Texto del documento:
━━━━━━━━
Entonces, podemos decir que cuando San Juan de la Cruz describe la relación del alma con Dios, y la obra de Dios en el alma, está hablando –veladamente– de la Virgen.

En la estrofa 32 del Cántico espiritual[1], San Juan de la Cruz escribe:

Cuando tú me mirabas

su gracia en mí tus ojos imprimían:

por eso me adamabas,

y en eso merecían

los míos adorar lo que en ti vían.

Es propio del amor perfecto no atribuirse a sí mismo nada, sino todo al Amado. Y por eso, en esta canción, la Esposa (podemos pensar: la Virgen…) le atribuye todo a Dios y se lo devuelve todo junto, diciendo que la causa de que Dios se ha prendado de Ella no es algún merecimiento o valor, sino por haberla mirado con amor, haciéndola graciosa y agradable a Él. Y por esa gracia y valor que recibió al ser mirada, mereció su amor y capacidad para adorar agradablemente a su Amado, y hacer obras dignas de su gracia y amor.

Y entonces, después de este breve resumen de toda la estrofa, San Juan de la Cruz va explicando cada verso:

“Cuando tú me mirabas…”: el mirar de Dios es amar. En Dios, el amor no tiene la misma dinámica que nuestro amor. Nosotros amamos lo que es bueno. Algo es bueno, y por eso lo amamos: el bien presente en el otro es la causa de nuestro amor, y nuestro amor es efecto de ese bien. En cambio, Dios ama (mira) y al amar hace buenos los seres. Dios no nos ama porque somos buenos, sino que nos ama y con ese amor que pone en nosotros, nos hace buenos y amables. Dios pone en nosotros eso que nos hace dignos de ser amados; pero antes de ponerlo, nos ama. Es un amor gratuito, un amor de misericordia, y un amor creador. Así amó también a la Virgen Santísima: la amó, y al amarla la hizo santísima, inmaculada, y por tanto digna del amor más grande.

“…su gracia en mí tus ojos imprimían”: los ojos del Esposo –dice San Juan de la Cruz– es la Divinidad misericordiosa, que se inclina hacia el alma, e imprime en ella su amor y gracia, hermoseándola y levantándola hacia Sí y haciéndola consorte de la misma Divinidad.
━━━━━━━━
Consigna 1:
Extrae sin cambios las líneas de los registros de abajo, desde la línea con "x-tick-label: 325 [662,615,689,632]" hasta la línea con "legend-label: dy SD [1176,77,1220,94]", ambas incluidas.

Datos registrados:
━━━━━━━━
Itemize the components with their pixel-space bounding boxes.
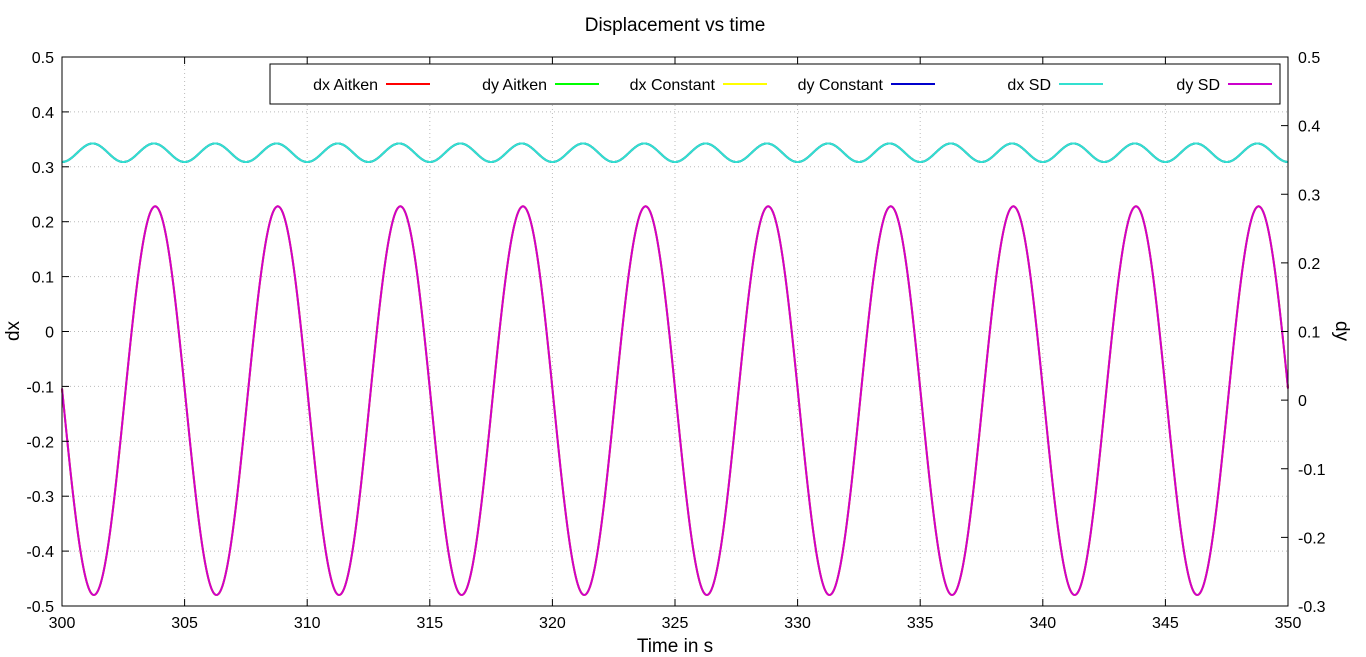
x-tick-label: 325 [662,615,689,632]
y2-tick-label: -0.1 [1298,462,1326,479]
x-tick-label: 310 [294,615,321,632]
legend-label: dx Constant [630,77,716,94]
y-tick-label: -0.3 [26,489,54,506]
x-tick-label: 300 [49,615,76,632]
y-tick-label: -0.4 [26,544,54,561]
y-tick-label: -0.5 [26,599,54,616]
y2-tick-label: 0.1 [1298,325,1320,342]
x-tick-label: 350 [1275,615,1302,632]
x-axis-label: Time in s [637,636,713,657]
legend-label: dy SD [1176,77,1220,94]
x-tick-label: 305 [171,615,198,632]
series-line-dy-constant [61,142,1289,164]
x-axis: 300 305 310 315 320 325 330 335 340 345 350 [49,57,1302,632]
legend-label: dx SD [1007,77,1051,94]
y-axis-left: -0.5 -0.4 -0.3 -0.2 -0.1 0 0.1 0.2 0.3 0.4 0.5 [26,50,69,616]
y2-tick-label: -0.2 [1298,530,1326,547]
series-line-dx-constant [61,205,1289,597]
series-line-dx-sd [61,205,1289,597]
x-tick-label: 320 [539,615,566,632]
series-line-dy-sd [61,142,1289,164]
y-tick-label: 0.2 [32,215,54,232]
series-line-dy-aitken [61,142,1289,164]
y-tick-label: 0.4 [32,105,54,122]
y-tick-label: -0.2 [26,434,54,451]
y2-tick-label: 0 [1298,393,1307,410]
legend-box [269,63,1281,105]
x-tick-label: 315 [416,615,443,632]
y-tick-label: 0.3 [32,160,54,177]
series-layer [61,142,1289,597]
y2-tick-label: 0.4 [1298,119,1320,136]
y2-tick-label: 0.2 [1298,256,1320,273]
series-line-dx-aitken [61,205,1289,597]
y2-axis-label: dy [1331,321,1352,342]
y-tick-label: -0.1 [26,379,54,396]
y2-tick-label: 0.5 [1298,50,1320,67]
x-tick-label: 330 [784,615,811,632]
legend-label: dy Aitken [482,77,547,94]
legend-label: dy Constant [798,77,884,94]
y-tick-label: 0.1 [32,270,54,287]
legend: dx Aitken dy Aitken dx Constant dy Constant… [269,63,1281,105]
y2-tick-label: 0.3 [1298,187,1320,204]
legend-label: dx Aitken [313,77,378,94]
y2-tick-label: -0.3 [1298,599,1326,616]
y-axis-label: dx [3,320,24,341]
grid [62,57,1288,606]
x-tick-label: 335 [907,615,934,632]
y-axis-right: -0.3 -0.2 -0.1 0 0.1 0.2 0.3 0.4 0.5 [1281,50,1326,616]
y-tick-label: 0.5 [32,50,54,67]
chart-title: Displacement vs time [585,15,766,36]
x-tick-label: 345 [1152,615,1179,632]
y-tick-label: 0 [45,325,54,342]
x-tick-label: 340 [1029,615,1056,632]
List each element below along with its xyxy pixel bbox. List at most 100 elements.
━━━━━━━━
Consigna 2:
Según el texto sobre San Juan de la Cruz, ¿en qué estrofa del Cántico espiritual aparece el verso "Cuando tú me mirabas"?

Respuesta desarrollada 1:
x-tick-label: 325 [662,615,689,632]
y2-tick-label: -0.1 [1298,462,1326,479]
x-tick-label: 310 [294,615,321,632]
legend-label: dx Constant [630,77,716,94]
y-tick-label: -0.3 [26,489,54,506]
x-tick-label: 300 [49,615,76,632]
y-tick-label: -0.4 [26,544,54,561]
y-tick-label: -0.5 [26,599,54,616]
y2-tick-label: 0.1 [1298,325,1320,342]
x-tick-label: 350 [1275,615,1302,632]
x-axis-label: Time in s [637,636,713,657]
legend-label: dy SD [1176,77,1220,94]

Respuesta desarrollada 2:
En la estrofa 32.